**Records for processing**

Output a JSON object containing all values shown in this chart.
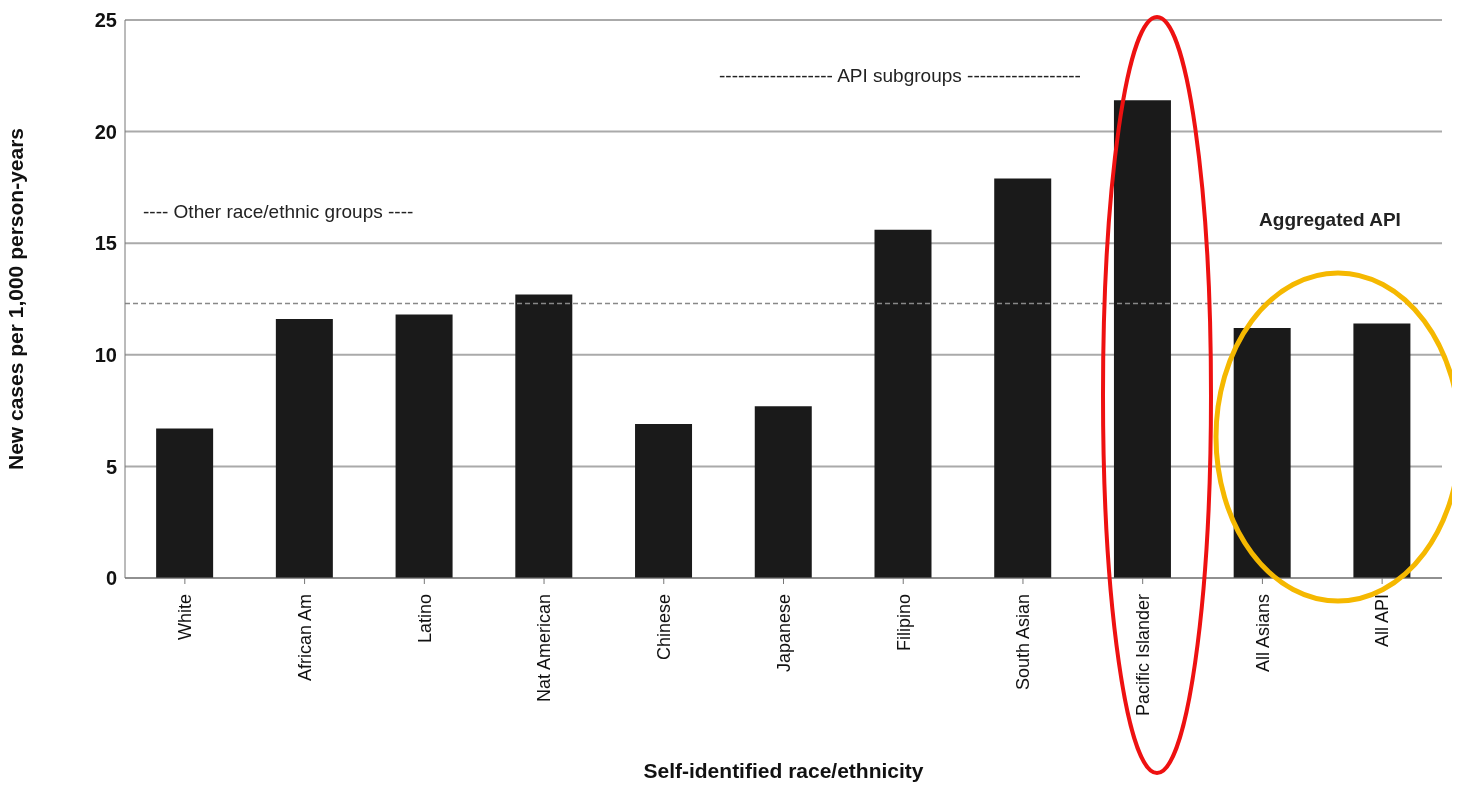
{
  "chart_data": {
    "type": "bar",
    "xlabel": "Self-identified race/ethnicity",
    "ylabel": "New cases per 1,000 person-years",
    "categories": [
      "White",
      "African Am",
      "Latino",
      "Nat American",
      "Chinese",
      "Japanese",
      "Filipino",
      "South Asian",
      "Pacific Islander",
      "All Asians",
      "All API"
    ],
    "values": [
      6.7,
      11.6,
      11.8,
      12.7,
      6.9,
      7.7,
      15.6,
      17.9,
      21.4,
      11.2,
      11.4
    ],
    "color": "#1a1a1a",
    "ylim": [
      0,
      25
    ],
    "yticks": [
      0,
      5,
      10,
      15,
      20,
      25
    ],
    "grid": "y",
    "ref_lines": [
      {
        "axis": "y",
        "value": 12.3,
        "color": "#888888",
        "line_style": "dashed"
      }
    ],
    "annotations": [
      "---- Other race/ethnic groups ----",
      "------------------ API subgroups ------------------",
      "Aggregated API"
    ]
  }
}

**Requirements**
Read the entries and show each line that mentions "race".

**Output for this task**
    "xlabel": "Self-identified race/ethnicity",
      "---- Other race/ethnic groups ----",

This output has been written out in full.